Do this
Give the listing again in full, exactly as written.

------

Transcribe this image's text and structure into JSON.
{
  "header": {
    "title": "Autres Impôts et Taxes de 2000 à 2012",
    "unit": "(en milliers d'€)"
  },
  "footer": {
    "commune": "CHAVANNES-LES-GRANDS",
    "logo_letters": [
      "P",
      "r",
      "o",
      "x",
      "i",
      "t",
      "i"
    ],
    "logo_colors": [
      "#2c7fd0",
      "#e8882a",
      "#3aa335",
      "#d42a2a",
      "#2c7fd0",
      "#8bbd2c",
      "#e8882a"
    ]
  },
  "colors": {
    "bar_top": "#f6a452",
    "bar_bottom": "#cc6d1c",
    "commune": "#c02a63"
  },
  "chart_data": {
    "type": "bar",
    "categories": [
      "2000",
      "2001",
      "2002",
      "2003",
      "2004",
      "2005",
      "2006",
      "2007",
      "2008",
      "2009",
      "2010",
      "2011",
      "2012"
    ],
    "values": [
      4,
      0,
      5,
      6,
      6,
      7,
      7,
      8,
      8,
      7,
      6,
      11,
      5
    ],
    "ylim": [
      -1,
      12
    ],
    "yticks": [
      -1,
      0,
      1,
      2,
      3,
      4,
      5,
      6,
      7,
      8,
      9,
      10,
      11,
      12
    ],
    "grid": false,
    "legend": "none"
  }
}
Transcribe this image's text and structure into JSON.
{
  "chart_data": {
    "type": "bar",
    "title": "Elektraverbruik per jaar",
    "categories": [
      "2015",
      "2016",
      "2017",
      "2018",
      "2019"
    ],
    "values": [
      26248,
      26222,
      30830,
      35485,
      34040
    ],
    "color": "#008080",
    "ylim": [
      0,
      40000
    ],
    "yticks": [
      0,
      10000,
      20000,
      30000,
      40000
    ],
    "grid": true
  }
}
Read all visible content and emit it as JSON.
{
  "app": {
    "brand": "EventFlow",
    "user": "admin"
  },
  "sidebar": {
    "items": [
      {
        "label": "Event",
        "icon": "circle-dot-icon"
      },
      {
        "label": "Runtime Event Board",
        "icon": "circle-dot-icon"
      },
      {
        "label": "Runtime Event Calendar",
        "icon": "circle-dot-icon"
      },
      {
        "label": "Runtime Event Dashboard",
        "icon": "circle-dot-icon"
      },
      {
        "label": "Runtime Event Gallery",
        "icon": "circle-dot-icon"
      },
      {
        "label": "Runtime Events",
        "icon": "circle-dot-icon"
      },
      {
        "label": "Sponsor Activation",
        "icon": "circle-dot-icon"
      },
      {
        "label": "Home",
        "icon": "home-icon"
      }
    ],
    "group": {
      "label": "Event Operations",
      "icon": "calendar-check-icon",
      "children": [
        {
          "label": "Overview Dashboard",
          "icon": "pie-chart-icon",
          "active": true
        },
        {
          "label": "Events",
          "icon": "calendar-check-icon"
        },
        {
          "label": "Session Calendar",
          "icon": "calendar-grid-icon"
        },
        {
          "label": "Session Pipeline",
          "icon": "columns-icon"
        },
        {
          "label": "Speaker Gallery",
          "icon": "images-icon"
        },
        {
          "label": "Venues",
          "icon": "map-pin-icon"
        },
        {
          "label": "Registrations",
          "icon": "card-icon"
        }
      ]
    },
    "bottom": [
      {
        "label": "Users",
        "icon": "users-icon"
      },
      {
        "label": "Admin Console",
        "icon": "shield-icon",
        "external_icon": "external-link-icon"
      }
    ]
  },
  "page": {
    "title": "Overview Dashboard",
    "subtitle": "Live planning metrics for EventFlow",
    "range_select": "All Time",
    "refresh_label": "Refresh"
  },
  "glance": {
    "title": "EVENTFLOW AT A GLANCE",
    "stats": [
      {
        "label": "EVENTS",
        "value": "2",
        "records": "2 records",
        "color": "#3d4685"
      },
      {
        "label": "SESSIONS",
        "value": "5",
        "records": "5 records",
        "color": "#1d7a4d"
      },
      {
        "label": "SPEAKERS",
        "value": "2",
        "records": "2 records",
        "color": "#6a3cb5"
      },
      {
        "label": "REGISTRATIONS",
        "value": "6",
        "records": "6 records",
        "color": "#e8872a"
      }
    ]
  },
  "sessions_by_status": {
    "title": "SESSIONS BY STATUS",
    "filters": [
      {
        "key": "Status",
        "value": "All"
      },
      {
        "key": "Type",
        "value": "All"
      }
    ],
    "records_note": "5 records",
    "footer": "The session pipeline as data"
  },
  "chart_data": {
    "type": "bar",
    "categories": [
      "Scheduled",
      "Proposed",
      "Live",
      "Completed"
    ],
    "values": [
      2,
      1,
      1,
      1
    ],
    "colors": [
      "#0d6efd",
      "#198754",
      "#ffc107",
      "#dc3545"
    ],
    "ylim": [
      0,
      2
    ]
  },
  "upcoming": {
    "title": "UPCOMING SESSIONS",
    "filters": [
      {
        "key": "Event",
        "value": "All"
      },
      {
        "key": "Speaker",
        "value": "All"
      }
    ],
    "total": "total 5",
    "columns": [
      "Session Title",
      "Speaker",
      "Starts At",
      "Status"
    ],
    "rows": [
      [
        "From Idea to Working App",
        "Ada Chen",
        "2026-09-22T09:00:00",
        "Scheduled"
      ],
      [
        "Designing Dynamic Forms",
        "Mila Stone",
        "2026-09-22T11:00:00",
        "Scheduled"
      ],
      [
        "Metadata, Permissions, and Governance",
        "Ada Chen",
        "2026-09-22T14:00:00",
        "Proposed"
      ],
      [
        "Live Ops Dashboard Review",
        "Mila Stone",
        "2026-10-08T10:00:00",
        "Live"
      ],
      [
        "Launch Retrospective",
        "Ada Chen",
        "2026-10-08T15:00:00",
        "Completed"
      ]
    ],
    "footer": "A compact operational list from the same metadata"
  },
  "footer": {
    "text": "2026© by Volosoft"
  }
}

------

Finished answer
Transcribe this image's text and structure into JSON.
{
  "header": {
    "title": "Autres Impôts et Taxes de 2000 à 2012",
    "unit": "(en milliers d'€)"
  },
  "footer": {
    "commune": "CHAVANNES-LES-GRANDS",
    "logo_letters": [
      "P",
      "r",
      "o",
      "x",
      "i",
      "t",
      "i"
    ],
    "logo_colors": [
      "#2c7fd0",
      "#e8882a",
      "#3aa335",
      "#d42a2a",
      "#2c7fd0",
      "#8bbd2c",
      "#e8882a"
    ]
  },
  "colors": {
    "bar_top": "#f6a452",
    "bar_bottom": "#cc6d1c",
    "commune": "#c02a63"
  },
  "chart_data": {
    "type": "bar",
    "categories": [
      "2000",
      "2001",
      "2002",
      "2003",
      "2004",
      "2005",
      "2006",
      "2007",
      "2008",
      "2009",
      "2010",
      "2011",
      "2012"
    ],
    "values": [
      4,
      0,
      5,
      6,
      6,
      7,
      7,
      8,
      8,
      7,
      6,
      11,
      5
    ],
    "ylim": [
      -1,
      12
    ],
    "yticks": [
      -1,
      0,
      1,
      2,
      3,
      4,
      5,
      6,
      7,
      8,
      9,
      10,
      11,
      12
    ],
    "grid": false,
    "legend": "none"
  }
}
Transcribe this image's text and structure into JSON.
{
  "chart_data": {
    "type": "bar",
    "title": "Elektraverbruik per jaar",
    "categories": [
      "2015",
      "2016",
      "2017",
      "2018",
      "2019"
    ],
    "values": [
      26248,
      26222,
      30830,
      35485,
      34040
    ],
    "color": "#008080",
    "ylim": [
      0,
      40000
    ],
    "yticks": [
      0,
      10000,
      20000,
      30000,
      40000
    ],
    "grid": true
  }
}
Read all visible content and emit it as JSON.
{
  "app": {
    "brand": "EventFlow",
    "user": "admin"
  },
  "sidebar": {
    "items": [
      {
        "label": "Event",
        "icon": "circle-dot-icon"
      },
      {
        "label": "Runtime Event Board",
        "icon": "circle-dot-icon"
      },
      {
        "label": "Runtime Event Calendar",
        "icon": "circle-dot-icon"
      },
      {
        "label": "Runtime Event Dashboard",
        "icon": "circle-dot-icon"
      },
      {
        "label": "Runtime Event Gallery",
        "icon": "circle-dot-icon"
      },
      {
        "label": "Runtime Events",
        "icon": "circle-dot-icon"
      },
      {
        "label": "Sponsor Activation",
        "icon": "circle-dot-icon"
      },
      {
        "label": "Home",
        "icon": "home-icon"
      }
    ],
    "group": {
      "label": "Event Operations",
      "icon": "calendar-check-icon",
      "children": [
        {
          "label": "Overview Dashboard",
          "icon": "pie-chart-icon",
          "active": true
        },
        {
          "label": "Events",
          "icon": "calendar-check-icon"
        },
        {
          "label": "Session Calendar",
          "icon": "calendar-grid-icon"
        },
        {
          "label": "Session Pipeline",
          "icon": "columns-icon"
        },
        {
          "label": "Speaker Gallery",
          "icon": "images-icon"
        },
        {
          "label": "Venues",
          "icon": "map-pin-icon"
        },
        {
          "label": "Registrations",
          "icon": "card-icon"
        }
      ]
    },
    "bottom": [
      {
        "label": "Users",
        "icon": "users-icon"
      },
      {
        "label": "Admin Console",
        "icon": "shield-icon",
        "external_icon": "external-link-icon"
      }
    ]
  },
  "page": {
    "title": "Overview Dashboard",
    "subtitle": "Live planning metrics for EventFlow",
    "range_select": "All Time",
    "refresh_label": "Refresh"
  },
  "glance": {
    "title": "EVENTFLOW AT A GLANCE",
    "stats": [
      {
        "label": "EVENTS",
        "value": "2",
        "records": "2 records",
        "color": "#3d4685"
      },
      {
        "label": "SESSIONS",
        "value": "5",
        "records": "5 records",
        "color": "#1d7a4d"
      },
      {
        "label": "SPEAKERS",
        "value": "2",
        "records": "2 records",
        "color": "#6a3cb5"
      },
      {
        "label": "REGISTRATIONS",
        "value": "6",
        "records": "6 records",
        "color": "#e8872a"
      }
    ]
  },
  "sessions_by_status": {
    "title": "SESSIONS BY STATUS",
    "filters": [
      {
        "key": "Status",
        "value": "All"
      },
      {
        "key": "Type",
        "value": "All"
      }
    ],
    "records_note": "5 records",
    "footer": "The session pipeline as data"
  },
  "chart_data": {
    "type": "bar",
    "categories": [
      "Scheduled",
      "Proposed",
      "Live",
      "Completed"
    ],
    "values": [
      2,
      1,
      1,
      1
    ],
    "colors": [
      "#0d6efd",
      "#198754",
      "#ffc107",
      "#dc3545"
    ],
    "ylim": [
      0,
      2
    ]
  },
  "upcoming": {
    "title": "UPCOMING SESSIONS",
    "filters": [
      {
        "key": "Event",
        "value": "All"
      },
      {
        "key": "Speaker",
        "value": "All"
      }
    ],
    "total": "total 5",
    "columns": [
      "Session Title",
      "Speaker",
      "Starts At",
      "Status"
    ],
    "rows": [
      [
        "From Idea to Working App",
        "Ada Chen",
        "2026-09-22T09:00:00",
        "Scheduled"
      ],
      [
        "Designing Dynamic Forms",
        "Mila Stone",
        "2026-09-22T11:00:00",
        "Scheduled"
      ],
      [
        "Metadata, Permissions, and Governance",
        "Ada Chen",
        "2026-09-22T14:00:00",
        "Proposed"
      ],
      [
        "Live Ops Dashboard Review",
        "Mila Stone",
        "2026-10-08T10:00:00",
        "Live"
      ],
      [
        "Launch Retrospective",
        "Ada Chen",
        "2026-10-08T15:00:00",
        "Completed"
      ]
    ],
    "footer": "A compact operational list from the same metadata"
  },
  "footer": {
    "text": "2026© by Volosoft"
  }
}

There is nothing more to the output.